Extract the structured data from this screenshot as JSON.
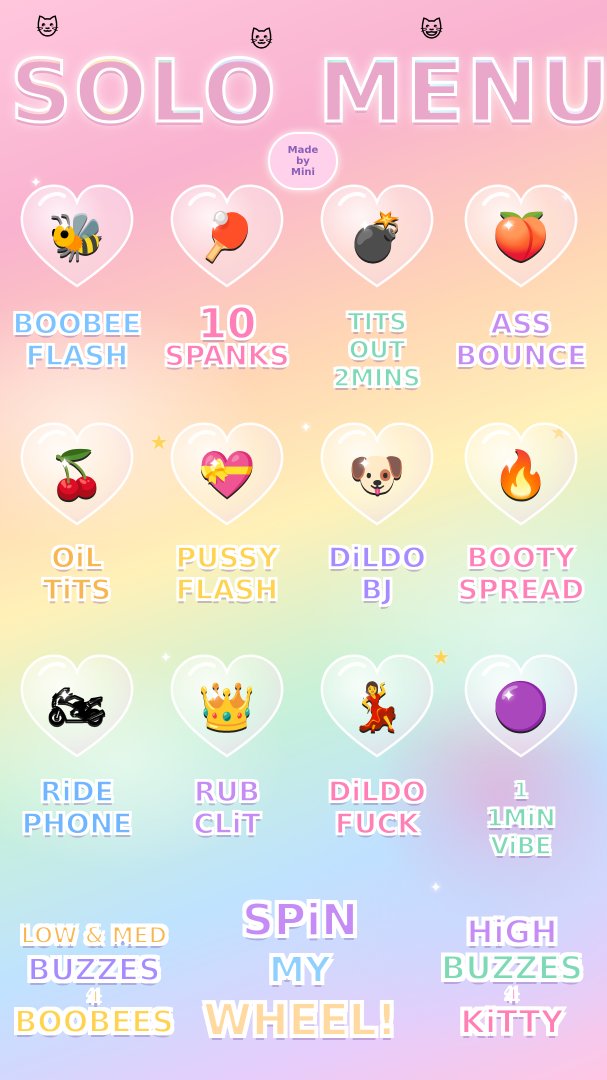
{
  "title": {
    "word1": "SOLO",
    "word2": "MENU"
  },
  "badge": {
    "line1": "Made",
    "line2": "by",
    "line3": "Mini"
  },
  "items": [
    {
      "icon": "bee-icon",
      "glyph": "🐝",
      "line1": "BOOBEE",
      "line2": "FLASH",
      "line3": ""
    },
    {
      "icon": "paddle-icon",
      "glyph": "🏓",
      "line1": "10",
      "line2": "SPANKS",
      "line3": ""
    },
    {
      "icon": "bomb-icon",
      "glyph": "💣",
      "line1": "TITS",
      "line2": "OUT",
      "line3": "2MINS"
    },
    {
      "icon": "peach-icon",
      "glyph": "🍑",
      "line1": "ASS",
      "line2": "BOUNCE",
      "line3": ""
    },
    {
      "icon": "cherries-icon",
      "glyph": "🍒",
      "line1": "OiL",
      "line2": "TiTS",
      "line3": ""
    },
    {
      "icon": "heart-panties-icon",
      "glyph": "💝",
      "line1": "PUSSY",
      "line2": "FLASH",
      "line3": ""
    },
    {
      "icon": "puppy-icon",
      "glyph": "🐶",
      "line1": "DiLDO",
      "line2": "BJ",
      "line3": ""
    },
    {
      "icon": "flame-icon",
      "glyph": "🔥",
      "line1": "BOOTY",
      "line2": "SPREAD",
      "line3": ""
    },
    {
      "icon": "motorcycle-icon",
      "glyph": "🏍",
      "line1": "RiDE",
      "line2": "PHONE",
      "line3": ""
    },
    {
      "icon": "tiara-icon",
      "glyph": "👑",
      "line1": "RUB",
      "line2": "CLiT",
      "line3": ""
    },
    {
      "icon": "ballerina-icon",
      "glyph": "💃",
      "line1": "DiLDO",
      "line2": "FUCK",
      "line3": ""
    },
    {
      "icon": "vibe-icon",
      "glyph": "🟣",
      "line1": "1",
      "line2": "1MiN",
      "line3": "ViBE"
    }
  ],
  "bottom": {
    "left": {
      "line1": "LOW & MED",
      "line2": "BUZZES",
      "line3": "4",
      "line4": "BOOBEES"
    },
    "center": {
      "line1": "SPiN",
      "line2": "MY",
      "line3": "WHEEL!"
    },
    "right": {
      "line1": "HiGH",
      "line2": "BUZZES",
      "line3": "4",
      "line4": "KiTTY"
    }
  }
}
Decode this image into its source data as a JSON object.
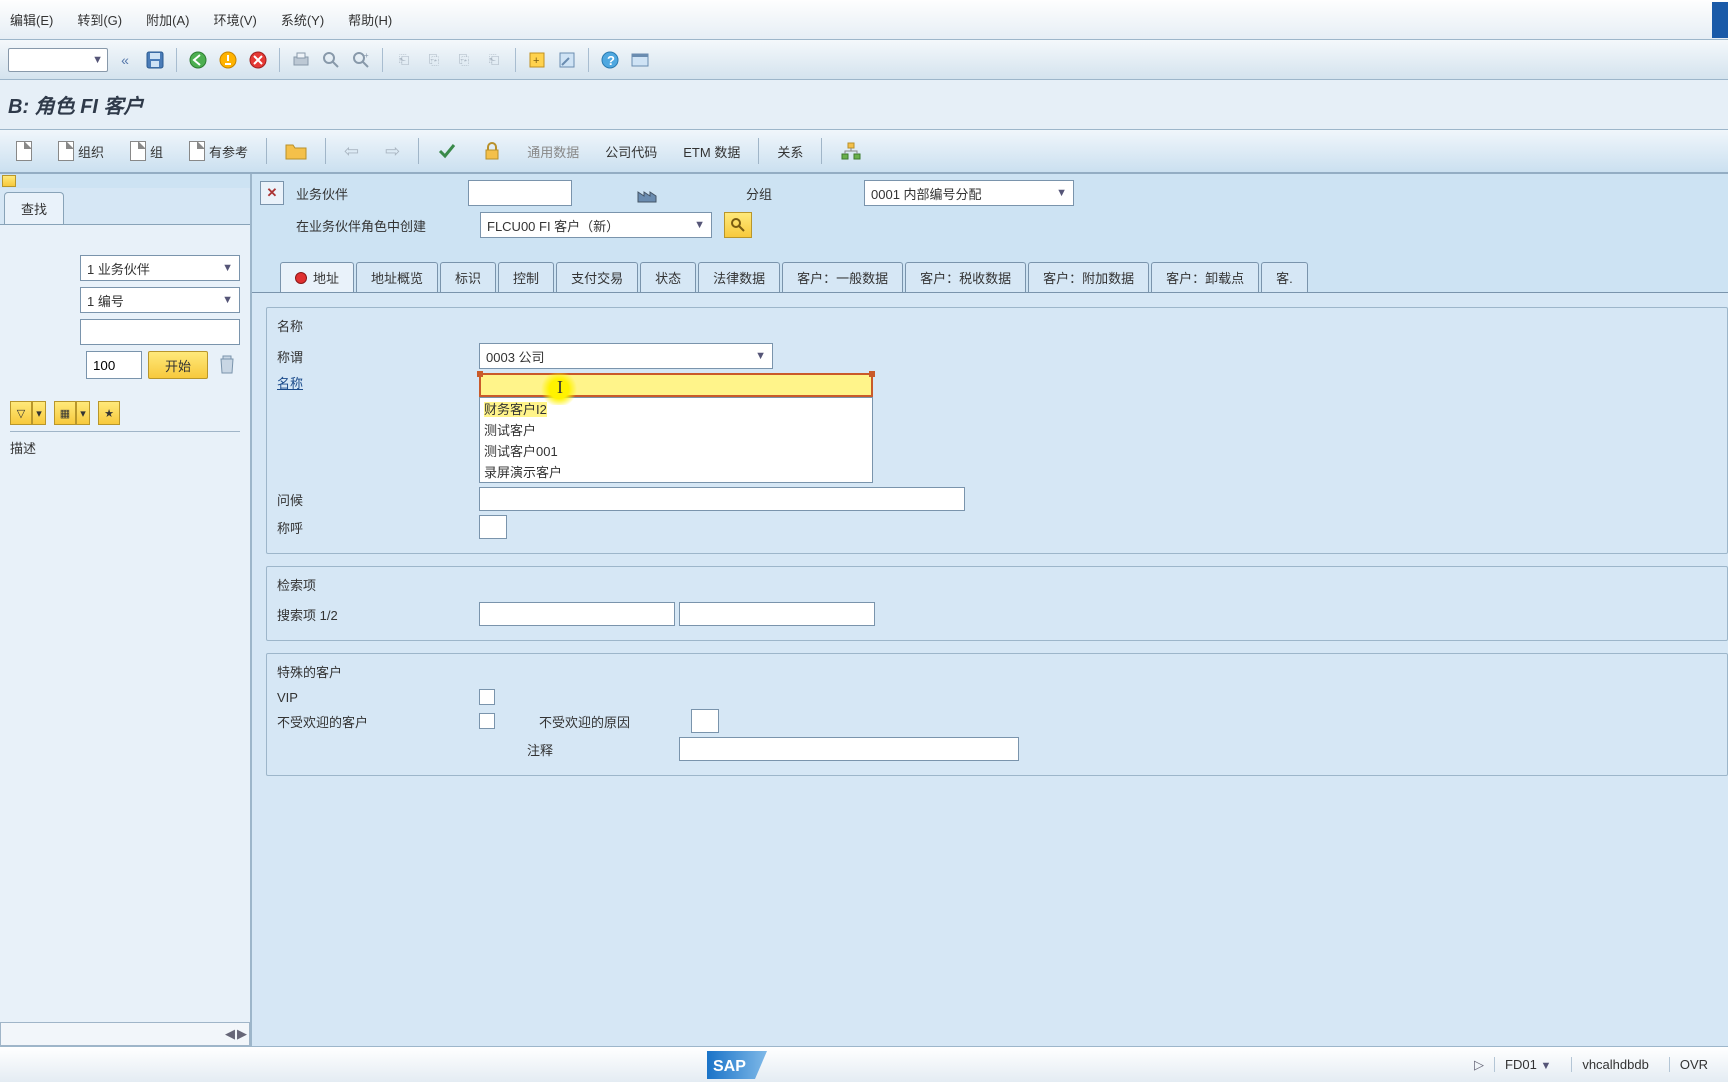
{
  "menu": {
    "edit": "编辑(E)",
    "goto": "转到(G)",
    "attach": "附加(A)",
    "env": "环境(V)",
    "system": "系统(Y)",
    "help": "帮助(H)"
  },
  "title": "B: 角色 FI 客户",
  "sub_toolbar": {
    "org": "组织",
    "group": "组",
    "ref": "有参考",
    "common_data": "通用数据",
    "company_code": "公司代码",
    "etm_data": "ETM 数据",
    "relation": "关系"
  },
  "header": {
    "partner_label": "业务伙伴",
    "group_label": "分组",
    "group_value": "0001 内部编号分配",
    "role_create_label": "在业务伙伴角色中创建",
    "role_value": "FLCU00 FI 客户（新）"
  },
  "left": {
    "tab_find": "查找",
    "sel1": "1 业务伙伴",
    "sel2": "1 编号",
    "num_value": "100",
    "btn_start": "开始",
    "desc": "描述"
  },
  "tabs": [
    "地址",
    "地址概览",
    "标识",
    "控制",
    "支付交易",
    "状态",
    "法律数据",
    "客户：一般数据",
    "客户：税收数据",
    "客户：附加数据",
    "客户：卸载点",
    "客."
  ],
  "groups": {
    "name": {
      "title": "名称",
      "salutation_label": "称谓",
      "salutation_value": "0003 公司",
      "name_label": "名称",
      "suggestions": [
        "财务客户I2",
        "测试客户",
        "测试客户001",
        "录屏演示客户"
      ],
      "greeting_label": "问候",
      "address_label": "称呼"
    },
    "search": {
      "title": "检索项",
      "search12_label": "搜索项 1/2"
    },
    "special": {
      "title": "特殊的客户",
      "vip_label": "VIP",
      "unwelcome_label": "不受欢迎的客户",
      "unwelcome_reason_label": "不受欢迎的原因",
      "note_label": "注释"
    }
  },
  "status": {
    "tcode": "FD01",
    "system": "vhcalhdbdb",
    "mode": "OVR"
  },
  "colors": {
    "accent_yellow": "#fff48a",
    "accent_border": "#c95a2a"
  }
}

** What is required **
Answer with one number: how many lines of the entries above include the word "this".

** Full response **
2